## Exercise aim
Locate the line containing "Extract all readable text from this page.", then please write out that line and all the lines below it in the entries exactly.

## Data shown
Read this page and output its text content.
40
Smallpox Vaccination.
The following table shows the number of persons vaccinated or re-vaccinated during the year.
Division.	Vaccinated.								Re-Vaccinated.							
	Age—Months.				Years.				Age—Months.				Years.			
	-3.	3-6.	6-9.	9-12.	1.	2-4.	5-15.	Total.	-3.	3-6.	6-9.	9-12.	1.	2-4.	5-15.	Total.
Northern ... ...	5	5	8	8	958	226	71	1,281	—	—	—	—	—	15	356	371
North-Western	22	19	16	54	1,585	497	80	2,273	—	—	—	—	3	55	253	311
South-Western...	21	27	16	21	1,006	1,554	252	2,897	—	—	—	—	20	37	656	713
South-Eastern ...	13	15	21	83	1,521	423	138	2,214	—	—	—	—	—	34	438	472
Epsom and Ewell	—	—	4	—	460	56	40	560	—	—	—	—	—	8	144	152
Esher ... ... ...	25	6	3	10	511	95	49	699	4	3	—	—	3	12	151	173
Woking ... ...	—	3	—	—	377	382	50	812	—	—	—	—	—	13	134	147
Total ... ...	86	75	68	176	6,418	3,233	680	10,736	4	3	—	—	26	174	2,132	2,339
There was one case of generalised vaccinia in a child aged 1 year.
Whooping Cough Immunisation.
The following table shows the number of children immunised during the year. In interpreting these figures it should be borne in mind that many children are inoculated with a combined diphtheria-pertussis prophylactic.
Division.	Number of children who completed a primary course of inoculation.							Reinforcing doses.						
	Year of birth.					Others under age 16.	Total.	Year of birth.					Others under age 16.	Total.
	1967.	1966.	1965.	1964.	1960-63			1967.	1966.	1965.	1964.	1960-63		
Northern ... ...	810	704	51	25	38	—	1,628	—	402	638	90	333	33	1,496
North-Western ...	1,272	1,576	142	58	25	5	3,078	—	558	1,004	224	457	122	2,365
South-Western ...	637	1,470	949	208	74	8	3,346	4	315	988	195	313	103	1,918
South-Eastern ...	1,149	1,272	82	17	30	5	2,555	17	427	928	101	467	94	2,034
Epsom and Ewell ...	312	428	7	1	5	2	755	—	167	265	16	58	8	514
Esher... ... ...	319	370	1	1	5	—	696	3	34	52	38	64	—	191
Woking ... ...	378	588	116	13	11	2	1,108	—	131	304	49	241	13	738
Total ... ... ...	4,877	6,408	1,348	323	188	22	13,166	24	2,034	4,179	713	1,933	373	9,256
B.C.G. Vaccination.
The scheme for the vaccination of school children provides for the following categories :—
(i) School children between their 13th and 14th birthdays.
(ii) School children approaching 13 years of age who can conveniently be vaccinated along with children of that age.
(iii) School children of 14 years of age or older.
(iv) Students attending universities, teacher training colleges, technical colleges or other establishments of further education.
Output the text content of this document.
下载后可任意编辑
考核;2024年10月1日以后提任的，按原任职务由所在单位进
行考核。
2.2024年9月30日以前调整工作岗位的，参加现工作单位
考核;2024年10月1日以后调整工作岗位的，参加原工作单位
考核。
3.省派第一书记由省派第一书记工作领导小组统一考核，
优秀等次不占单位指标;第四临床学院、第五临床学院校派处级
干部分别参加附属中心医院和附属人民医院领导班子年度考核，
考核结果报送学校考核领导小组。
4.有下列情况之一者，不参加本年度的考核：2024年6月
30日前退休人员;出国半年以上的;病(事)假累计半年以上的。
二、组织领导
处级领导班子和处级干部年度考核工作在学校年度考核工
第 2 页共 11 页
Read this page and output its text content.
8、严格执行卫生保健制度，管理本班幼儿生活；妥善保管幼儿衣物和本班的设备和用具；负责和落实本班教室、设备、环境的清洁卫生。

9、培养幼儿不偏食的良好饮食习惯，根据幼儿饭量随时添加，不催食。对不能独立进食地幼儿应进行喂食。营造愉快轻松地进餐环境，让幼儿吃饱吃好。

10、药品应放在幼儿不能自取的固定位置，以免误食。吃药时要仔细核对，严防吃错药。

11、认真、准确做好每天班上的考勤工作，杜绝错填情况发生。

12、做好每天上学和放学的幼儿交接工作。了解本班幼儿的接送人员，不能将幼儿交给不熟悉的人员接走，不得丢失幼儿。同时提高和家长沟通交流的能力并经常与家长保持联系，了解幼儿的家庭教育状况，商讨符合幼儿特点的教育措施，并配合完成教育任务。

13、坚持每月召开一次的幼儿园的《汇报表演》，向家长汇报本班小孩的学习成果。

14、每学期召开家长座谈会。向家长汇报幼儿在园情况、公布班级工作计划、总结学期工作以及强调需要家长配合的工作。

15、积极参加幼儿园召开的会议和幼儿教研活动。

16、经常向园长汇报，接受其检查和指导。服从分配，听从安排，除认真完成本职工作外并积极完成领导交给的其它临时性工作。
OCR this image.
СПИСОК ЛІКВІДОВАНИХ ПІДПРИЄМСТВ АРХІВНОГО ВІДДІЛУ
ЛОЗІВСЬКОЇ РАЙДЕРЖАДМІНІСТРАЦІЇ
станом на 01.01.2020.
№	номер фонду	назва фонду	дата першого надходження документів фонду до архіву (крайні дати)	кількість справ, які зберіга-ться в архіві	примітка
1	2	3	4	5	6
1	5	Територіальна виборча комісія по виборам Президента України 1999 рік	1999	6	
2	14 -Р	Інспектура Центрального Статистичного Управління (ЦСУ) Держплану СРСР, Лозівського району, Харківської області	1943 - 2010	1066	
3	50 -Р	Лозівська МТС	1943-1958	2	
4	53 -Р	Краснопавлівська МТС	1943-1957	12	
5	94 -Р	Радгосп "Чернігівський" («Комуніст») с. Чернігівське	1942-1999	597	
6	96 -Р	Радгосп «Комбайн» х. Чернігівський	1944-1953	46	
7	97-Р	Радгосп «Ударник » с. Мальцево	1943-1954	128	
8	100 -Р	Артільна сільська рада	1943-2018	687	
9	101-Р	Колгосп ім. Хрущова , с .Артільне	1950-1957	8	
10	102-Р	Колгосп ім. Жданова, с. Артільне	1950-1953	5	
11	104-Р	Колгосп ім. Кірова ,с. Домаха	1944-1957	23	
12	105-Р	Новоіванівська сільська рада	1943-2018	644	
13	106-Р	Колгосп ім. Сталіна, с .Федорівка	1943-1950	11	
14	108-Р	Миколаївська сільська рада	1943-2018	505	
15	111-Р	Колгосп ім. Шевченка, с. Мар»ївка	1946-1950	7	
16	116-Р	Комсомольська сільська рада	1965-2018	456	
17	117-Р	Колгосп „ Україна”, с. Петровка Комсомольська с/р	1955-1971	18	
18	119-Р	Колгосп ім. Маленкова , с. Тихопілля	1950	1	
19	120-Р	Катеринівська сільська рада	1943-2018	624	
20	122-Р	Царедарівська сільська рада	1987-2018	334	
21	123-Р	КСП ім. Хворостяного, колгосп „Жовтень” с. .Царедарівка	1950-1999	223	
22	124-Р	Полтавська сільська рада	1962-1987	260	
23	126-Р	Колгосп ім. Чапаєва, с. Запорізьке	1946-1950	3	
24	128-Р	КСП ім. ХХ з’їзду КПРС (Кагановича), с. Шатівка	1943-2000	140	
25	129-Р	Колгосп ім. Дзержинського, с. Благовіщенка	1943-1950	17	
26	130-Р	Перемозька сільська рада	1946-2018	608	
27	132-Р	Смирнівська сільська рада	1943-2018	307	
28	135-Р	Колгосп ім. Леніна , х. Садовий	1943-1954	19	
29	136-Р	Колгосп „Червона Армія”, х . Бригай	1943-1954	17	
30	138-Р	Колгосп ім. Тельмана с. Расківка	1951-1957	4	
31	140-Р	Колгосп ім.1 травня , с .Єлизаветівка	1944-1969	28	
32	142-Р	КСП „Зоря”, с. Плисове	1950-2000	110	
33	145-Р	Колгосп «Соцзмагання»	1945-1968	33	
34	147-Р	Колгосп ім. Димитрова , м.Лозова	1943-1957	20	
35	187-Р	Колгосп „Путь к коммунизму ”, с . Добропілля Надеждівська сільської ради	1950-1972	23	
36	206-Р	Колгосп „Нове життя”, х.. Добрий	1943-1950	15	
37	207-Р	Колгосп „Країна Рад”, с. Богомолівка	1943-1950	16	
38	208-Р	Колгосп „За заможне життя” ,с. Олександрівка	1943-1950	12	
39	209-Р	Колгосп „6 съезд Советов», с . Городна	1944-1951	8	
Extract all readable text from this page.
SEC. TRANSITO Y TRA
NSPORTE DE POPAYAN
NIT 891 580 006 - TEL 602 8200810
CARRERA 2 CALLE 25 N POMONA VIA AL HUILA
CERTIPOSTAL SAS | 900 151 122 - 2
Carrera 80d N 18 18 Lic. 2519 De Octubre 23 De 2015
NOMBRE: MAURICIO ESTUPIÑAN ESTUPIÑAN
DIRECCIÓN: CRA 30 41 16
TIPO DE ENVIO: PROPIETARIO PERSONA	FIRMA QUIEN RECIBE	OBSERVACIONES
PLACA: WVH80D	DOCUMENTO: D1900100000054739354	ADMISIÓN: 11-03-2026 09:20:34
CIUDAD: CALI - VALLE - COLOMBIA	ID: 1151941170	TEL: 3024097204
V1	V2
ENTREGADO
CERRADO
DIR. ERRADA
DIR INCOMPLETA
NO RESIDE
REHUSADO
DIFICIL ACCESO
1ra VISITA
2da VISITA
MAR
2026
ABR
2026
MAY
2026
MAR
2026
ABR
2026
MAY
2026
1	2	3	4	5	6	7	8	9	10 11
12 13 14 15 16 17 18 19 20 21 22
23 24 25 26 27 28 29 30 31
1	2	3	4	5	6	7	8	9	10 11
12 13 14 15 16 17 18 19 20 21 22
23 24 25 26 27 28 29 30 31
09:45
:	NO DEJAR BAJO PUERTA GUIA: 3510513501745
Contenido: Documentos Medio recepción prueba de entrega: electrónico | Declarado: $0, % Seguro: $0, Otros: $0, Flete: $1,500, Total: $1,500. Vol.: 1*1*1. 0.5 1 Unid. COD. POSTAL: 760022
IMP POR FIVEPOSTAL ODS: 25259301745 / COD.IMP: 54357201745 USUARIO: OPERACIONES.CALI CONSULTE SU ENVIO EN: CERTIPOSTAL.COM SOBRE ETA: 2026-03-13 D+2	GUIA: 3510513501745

## Correct output
Extract all readable text from this page.
SEC. TRANSITO Y TRA
NSPORTE DE POPAYAN
NIT 891 580 006 - TEL 602 8200810
CARRERA 2 CALLE 25 N POMONA VIA AL HUILA
CERTIPOSTAL SAS | 900 151 122 - 2
Carrera 80d N 18 18 Lic. 2519 De Octubre 23 De 2015
NOMBRE: MAURICIO ESTUPIÑAN ESTUPIÑAN
DIRECCIÓN: CRA 30 41 16
TIPO DE ENVIO: PROPIETARIO PERSONA	FIRMA QUIEN RECIBE	OBSERVACIONES
PLACA: WVH80D	DOCUMENTO: D1900100000054739354	ADMISIÓN: 11-03-2026 09:20:34
CIUDAD: CALI - VALLE - COLOMBIA	ID: 1151941170	TEL: 3024097204
V1	V2
ENTREGADO
CERRADO
DIR. ERRADA
DIR INCOMPLETA
NO RESIDE
REHUSADO
DIFICIL ACCESO
1ra VISITA
2da VISITA
MAR
2026
ABR
2026
MAY
2026
MAR
2026
ABR
2026
MAY
2026
1	2	3	4	5	6	7	8	9	10 11
12 13 14 15 16 17 18 19 20 21 22
23 24 25 26 27 28 29 30 31
1	2	3	4	5	6	7	8	9	10 11
12 13 14 15 16 17 18 19 20 21 22
23 24 25 26 27 28 29 30 31
09:45
:	NO DEJAR BAJO PUERTA GUIA: 3510513501745
Contenido: Documentos Medio recepción prueba de entrega: electrónico | Declarado: $0, % Seguro: $0, Otros: $0, Flete: $1,500, Total: $1,500. Vol.: 1*1*1. 0.5 1 Unid. COD. POSTAL: 760022
IMP POR FIVEPOSTAL ODS: 25259301745 / COD.IMP: 54357201745 USUARIO: OPERACIONES.CALI CONSULTE SU ENVIO EN: CERTIPOSTAL.COM SOBRE ETA: 2026-03-13 D+2	GUIA: 3510513501745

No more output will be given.